[Stored records]
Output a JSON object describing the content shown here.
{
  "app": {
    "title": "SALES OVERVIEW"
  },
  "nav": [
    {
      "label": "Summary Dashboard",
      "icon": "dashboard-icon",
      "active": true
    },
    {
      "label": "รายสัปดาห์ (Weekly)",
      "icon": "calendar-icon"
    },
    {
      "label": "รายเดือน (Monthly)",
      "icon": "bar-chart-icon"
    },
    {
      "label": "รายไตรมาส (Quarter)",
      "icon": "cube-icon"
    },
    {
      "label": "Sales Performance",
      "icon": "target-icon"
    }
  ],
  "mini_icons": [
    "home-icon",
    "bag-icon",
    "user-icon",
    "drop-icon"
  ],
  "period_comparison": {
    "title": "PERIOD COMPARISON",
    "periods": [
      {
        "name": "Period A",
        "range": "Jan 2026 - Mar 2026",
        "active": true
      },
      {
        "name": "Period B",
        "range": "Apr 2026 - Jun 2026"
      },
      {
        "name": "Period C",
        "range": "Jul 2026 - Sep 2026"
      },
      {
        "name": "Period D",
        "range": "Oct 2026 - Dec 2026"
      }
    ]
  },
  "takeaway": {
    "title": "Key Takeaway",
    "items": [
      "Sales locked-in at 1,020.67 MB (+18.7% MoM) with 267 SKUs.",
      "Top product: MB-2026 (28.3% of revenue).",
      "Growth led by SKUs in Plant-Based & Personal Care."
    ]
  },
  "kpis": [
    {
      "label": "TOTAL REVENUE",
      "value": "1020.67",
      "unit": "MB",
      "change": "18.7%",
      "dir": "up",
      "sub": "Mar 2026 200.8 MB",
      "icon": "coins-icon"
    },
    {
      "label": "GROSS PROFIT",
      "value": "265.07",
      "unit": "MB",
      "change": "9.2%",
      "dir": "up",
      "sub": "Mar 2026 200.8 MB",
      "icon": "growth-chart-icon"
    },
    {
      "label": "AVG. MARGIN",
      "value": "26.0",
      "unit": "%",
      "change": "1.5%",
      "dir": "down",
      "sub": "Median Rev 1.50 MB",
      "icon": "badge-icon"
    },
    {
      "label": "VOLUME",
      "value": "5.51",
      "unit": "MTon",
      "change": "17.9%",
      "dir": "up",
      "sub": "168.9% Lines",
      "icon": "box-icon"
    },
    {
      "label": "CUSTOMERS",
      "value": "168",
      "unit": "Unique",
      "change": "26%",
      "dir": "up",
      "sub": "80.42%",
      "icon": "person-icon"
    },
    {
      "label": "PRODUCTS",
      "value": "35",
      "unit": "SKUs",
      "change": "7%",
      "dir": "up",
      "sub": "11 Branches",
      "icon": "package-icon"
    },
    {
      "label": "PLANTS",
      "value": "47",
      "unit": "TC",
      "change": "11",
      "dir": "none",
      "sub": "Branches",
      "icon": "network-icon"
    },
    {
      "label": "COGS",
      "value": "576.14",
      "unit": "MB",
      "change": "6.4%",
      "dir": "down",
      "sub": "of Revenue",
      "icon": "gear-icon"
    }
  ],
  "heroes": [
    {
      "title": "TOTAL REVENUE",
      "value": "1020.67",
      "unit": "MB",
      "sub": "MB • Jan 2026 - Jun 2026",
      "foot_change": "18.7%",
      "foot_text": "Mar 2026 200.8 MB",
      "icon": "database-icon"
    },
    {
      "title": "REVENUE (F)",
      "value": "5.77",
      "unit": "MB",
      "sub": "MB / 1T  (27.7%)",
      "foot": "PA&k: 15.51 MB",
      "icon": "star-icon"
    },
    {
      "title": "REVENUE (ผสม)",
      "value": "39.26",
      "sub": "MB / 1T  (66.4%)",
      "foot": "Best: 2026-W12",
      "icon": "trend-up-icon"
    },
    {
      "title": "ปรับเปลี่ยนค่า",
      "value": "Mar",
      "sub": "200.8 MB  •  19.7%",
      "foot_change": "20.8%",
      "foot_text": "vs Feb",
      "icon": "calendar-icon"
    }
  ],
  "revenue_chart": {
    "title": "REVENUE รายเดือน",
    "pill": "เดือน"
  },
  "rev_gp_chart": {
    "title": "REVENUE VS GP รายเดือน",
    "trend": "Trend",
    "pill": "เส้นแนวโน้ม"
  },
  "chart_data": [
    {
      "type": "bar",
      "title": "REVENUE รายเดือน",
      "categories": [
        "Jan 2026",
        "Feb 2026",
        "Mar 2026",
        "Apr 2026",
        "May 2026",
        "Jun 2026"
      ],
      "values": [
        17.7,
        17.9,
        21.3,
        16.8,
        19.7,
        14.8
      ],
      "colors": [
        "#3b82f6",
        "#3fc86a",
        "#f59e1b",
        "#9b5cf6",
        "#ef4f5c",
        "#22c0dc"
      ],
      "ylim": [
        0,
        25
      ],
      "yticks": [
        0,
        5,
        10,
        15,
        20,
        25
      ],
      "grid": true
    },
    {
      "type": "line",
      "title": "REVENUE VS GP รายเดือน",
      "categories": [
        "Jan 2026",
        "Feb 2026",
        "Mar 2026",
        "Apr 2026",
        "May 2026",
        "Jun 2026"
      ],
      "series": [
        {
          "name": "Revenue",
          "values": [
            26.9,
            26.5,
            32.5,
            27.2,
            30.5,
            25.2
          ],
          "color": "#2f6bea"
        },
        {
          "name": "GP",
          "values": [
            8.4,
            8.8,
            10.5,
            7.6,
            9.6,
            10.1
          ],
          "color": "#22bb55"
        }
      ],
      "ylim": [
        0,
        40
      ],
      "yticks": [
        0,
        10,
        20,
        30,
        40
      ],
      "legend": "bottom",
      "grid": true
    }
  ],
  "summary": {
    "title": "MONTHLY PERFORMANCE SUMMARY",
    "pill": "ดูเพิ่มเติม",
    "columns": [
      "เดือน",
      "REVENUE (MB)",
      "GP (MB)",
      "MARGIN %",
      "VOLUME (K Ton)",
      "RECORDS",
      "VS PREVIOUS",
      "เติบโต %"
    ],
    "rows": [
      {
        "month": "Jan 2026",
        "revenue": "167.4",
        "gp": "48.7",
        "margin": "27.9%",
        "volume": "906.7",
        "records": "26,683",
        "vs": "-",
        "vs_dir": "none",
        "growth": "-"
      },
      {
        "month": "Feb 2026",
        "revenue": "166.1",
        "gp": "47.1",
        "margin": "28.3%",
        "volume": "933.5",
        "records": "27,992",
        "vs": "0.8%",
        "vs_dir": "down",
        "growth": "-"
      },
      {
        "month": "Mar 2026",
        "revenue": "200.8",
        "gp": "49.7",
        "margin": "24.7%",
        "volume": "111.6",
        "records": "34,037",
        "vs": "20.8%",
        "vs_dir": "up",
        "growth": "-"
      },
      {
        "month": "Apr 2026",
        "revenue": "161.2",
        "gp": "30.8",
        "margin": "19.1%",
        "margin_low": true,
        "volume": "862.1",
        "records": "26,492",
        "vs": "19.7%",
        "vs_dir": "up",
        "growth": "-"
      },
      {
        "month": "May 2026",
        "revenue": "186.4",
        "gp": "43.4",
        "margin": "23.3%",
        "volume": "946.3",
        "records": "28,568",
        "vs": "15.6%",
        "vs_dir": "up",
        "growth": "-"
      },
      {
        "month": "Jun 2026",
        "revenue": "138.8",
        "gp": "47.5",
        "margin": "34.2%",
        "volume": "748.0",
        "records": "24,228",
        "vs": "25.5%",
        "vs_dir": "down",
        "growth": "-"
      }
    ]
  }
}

§ **Written problem**
Go back to the listing above and please repeat it exactly.

§ **Written solution**
Output a JSON object describing the content shown here.
{
  "app": {
    "title": "SALES OVERVIEW"
  },
  "nav": [
    {
      "label": "Summary Dashboard",
      "icon": "dashboard-icon",
      "active": true
    },
    {
      "label": "รายสัปดาห์ (Weekly)",
      "icon": "calendar-icon"
    },
    {
      "label": "รายเดือน (Monthly)",
      "icon": "bar-chart-icon"
    },
    {
      "label": "รายไตรมาส (Quarter)",
      "icon": "cube-icon"
    },
    {
      "label": "Sales Performance",
      "icon": "target-icon"
    }
  ],
  "mini_icons": [
    "home-icon",
    "bag-icon",
    "user-icon",
    "drop-icon"
  ],
  "period_comparison": {
    "title": "PERIOD COMPARISON",
    "periods": [
      {
        "name": "Period A",
        "range": "Jan 2026 - Mar 2026",
        "active": true
      },
      {
        "name": "Period B",
        "range": "Apr 2026 - Jun 2026"
      },
      {
        "name": "Period C",
        "range": "Jul 2026 - Sep 2026"
      },
      {
        "name": "Period D",
        "range": "Oct 2026 - Dec 2026"
      }
    ]
  },
  "takeaway": {
    "title": "Key Takeaway",
    "items": [
      "Sales locked-in at 1,020.67 MB (+18.7% MoM) with 267 SKUs.",
      "Top product: MB-2026 (28.3% of revenue).",
      "Growth led by SKUs in Plant-Based & Personal Care."
    ]
  },
  "kpis": [
    {
      "label": "TOTAL REVENUE",
      "value": "1020.67",
      "unit": "MB",
      "change": "18.7%",
      "dir": "up",
      "sub": "Mar 2026 200.8 MB",
      "icon": "coins-icon"
    },
    {
      "label": "GROSS PROFIT",
      "value": "265.07",
      "unit": "MB",
      "change": "9.2%",
      "dir": "up",
      "sub": "Mar 2026 200.8 MB",
      "icon": "growth-chart-icon"
    },
    {
      "label": "AVG. MARGIN",
      "value": "26.0",
      "unit": "%",
      "change": "1.5%",
      "dir": "down",
      "sub": "Median Rev 1.50 MB",
      "icon": "badge-icon"
    },
    {
      "label": "VOLUME",
      "value": "5.51",
      "unit": "MTon",
      "change": "17.9%",
      "dir": "up",
      "sub": "168.9% Lines",
      "icon": "box-icon"
    },
    {
      "label": "CUSTOMERS",
      "value": "168",
      "unit": "Unique",
      "change": "26%",
      "dir": "up",
      "sub": "80.42%",
      "icon": "person-icon"
    },
    {
      "label": "PRODUCTS",
      "value": "35",
      "unit": "SKUs",
      "change": "7%",
      "dir": "up",
      "sub": "11 Branches",
      "icon": "package-icon"
    },
    {
      "label": "PLANTS",
      "value": "47",
      "unit": "TC",
      "change": "11",
      "dir": "none",
      "sub": "Branches",
      "icon": "network-icon"
    },
    {
      "label": "COGS",
      "value": "576.14",
      "unit": "MB",
      "change": "6.4%",
      "dir": "down",
      "sub": "of Revenue",
      "icon": "gear-icon"
    }
  ],
  "heroes": [
    {
      "title": "TOTAL REVENUE",
      "value": "1020.67",
      "unit": "MB",
      "sub": "MB • Jan 2026 - Jun 2026",
      "foot_change": "18.7%",
      "foot_text": "Mar 2026 200.8 MB",
      "icon": "database-icon"
    },
    {
      "title": "REVENUE (F)",
      "value": "5.77",
      "unit": "MB",
      "sub": "MB / 1T  (27.7%)",
      "foot": "PA&k: 15.51 MB",
      "icon": "star-icon"
    },
    {
      "title": "REVENUE (ผสม)",
      "value": "39.26",
      "sub": "MB / 1T  (66.4%)",
      "foot": "Best: 2026-W12",
      "icon": "trend-up-icon"
    },
    {
      "title": "ปรับเปลี่ยนค่า",
      "value": "Mar",
      "sub": "200.8 MB  •  19.7%",
      "foot_change": "20.8%",
      "foot_text": "vs Feb",
      "icon": "calendar-icon"
    }
  ],
  "revenue_chart": {
    "title": "REVENUE รายเดือน",
    "pill": "เดือน"
  },
  "rev_gp_chart": {
    "title": "REVENUE VS GP รายเดือน",
    "trend": "Trend",
    "pill": "เส้นแนวโน้ม"
  },
  "chart_data": [
    {
      "type": "bar",
      "title": "REVENUE รายเดือน",
      "categories": [
        "Jan 2026",
        "Feb 2026",
        "Mar 2026",
        "Apr 2026",
        "May 2026",
        "Jun 2026"
      ],
      "values": [
        17.7,
        17.9,
        21.3,
        16.8,
        19.7,
        14.8
      ],
      "colors": [
        "#3b82f6",
        "#3fc86a",
        "#f59e1b",
        "#9b5cf6",
        "#ef4f5c",
        "#22c0dc"
      ],
      "ylim": [
        0,
        25
      ],
      "yticks": [
        0,
        5,
        10,
        15,
        20,
        25
      ],
      "grid": true
    },
    {
      "type": "line",
      "title": "REVENUE VS GP รายเดือน",
      "categories": [
        "Jan 2026",
        "Feb 2026",
        "Mar 2026",
        "Apr 2026",
        "May 2026",
        "Jun 2026"
      ],
      "series": [
        {
          "name": "Revenue",
          "values": [
            26.9,
            26.5,
            32.5,
            27.2,
            30.5,
            25.2
          ],
          "color": "#2f6bea"
        },
        {
          "name": "GP",
          "values": [
            8.4,
            8.8,
            10.5,
            7.6,
            9.6,
            10.1
          ],
          "color": "#22bb55"
        }
      ],
      "ylim": [
        0,
        40
      ],
      "yticks": [
        0,
        10,
        20,
        30,
        40
      ],
      "legend": "bottom",
      "grid": true
    }
  ],
  "summary": {
    "title": "MONTHLY PERFORMANCE SUMMARY",
    "pill": "ดูเพิ่มเติม",
    "columns": [
      "เดือน",
      "REVENUE (MB)",
      "GP (MB)",
      "MARGIN %",
      "VOLUME (K Ton)",
      "RECORDS",
      "VS PREVIOUS",
      "เติบโต %"
    ],
    "rows": [
      {
        "month": "Jan 2026",
        "revenue": "167.4",
        "gp": "48.7",
        "margin": "27.9%",
        "volume": "906.7",
        "records": "26,683",
        "vs": "-",
        "vs_dir": "none",
        "growth": "-"
      },
      {
        "month": "Feb 2026",
        "revenue": "166.1",
        "gp": "47.1",
        "margin": "28.3%",
        "volume": "933.5",
        "records": "27,992",
        "vs": "0.8%",
        "vs_dir": "down",
        "growth": "-"
      },
      {
        "month": "Mar 2026",
        "revenue": "200.8",
        "gp": "49.7",
        "margin": "24.7%",
        "volume": "111.6",
        "records": "34,037",
        "vs": "20.8%",
        "vs_dir": "up",
        "growth": "-"
      },
      {
        "month": "Apr 2026",
        "revenue": "161.2",
        "gp": "30.8",
        "margin": "19.1%",
        "margin_low": true,
        "volume": "862.1",
        "records": "26,492",
        "vs": "19.7%",
        "vs_dir": "up",
        "growth": "-"
      },
      {
        "month": "May 2026",
        "revenue": "186.4",
        "gp": "43.4",
        "margin": "23.3%",
        "volume": "946.3",
        "records": "28,568",
        "vs": "15.6%",
        "vs_dir": "up",
        "growth": "-"
      },
      {
        "month": "Jun 2026",
        "revenue": "138.8",
        "gp": "47.5",
        "margin": "34.2%",
        "volume": "748.0",
        "records": "24,228",
        "vs": "25.5%",
        "vs_dir": "down",
        "growth": "-"
      }
    ]
  }
}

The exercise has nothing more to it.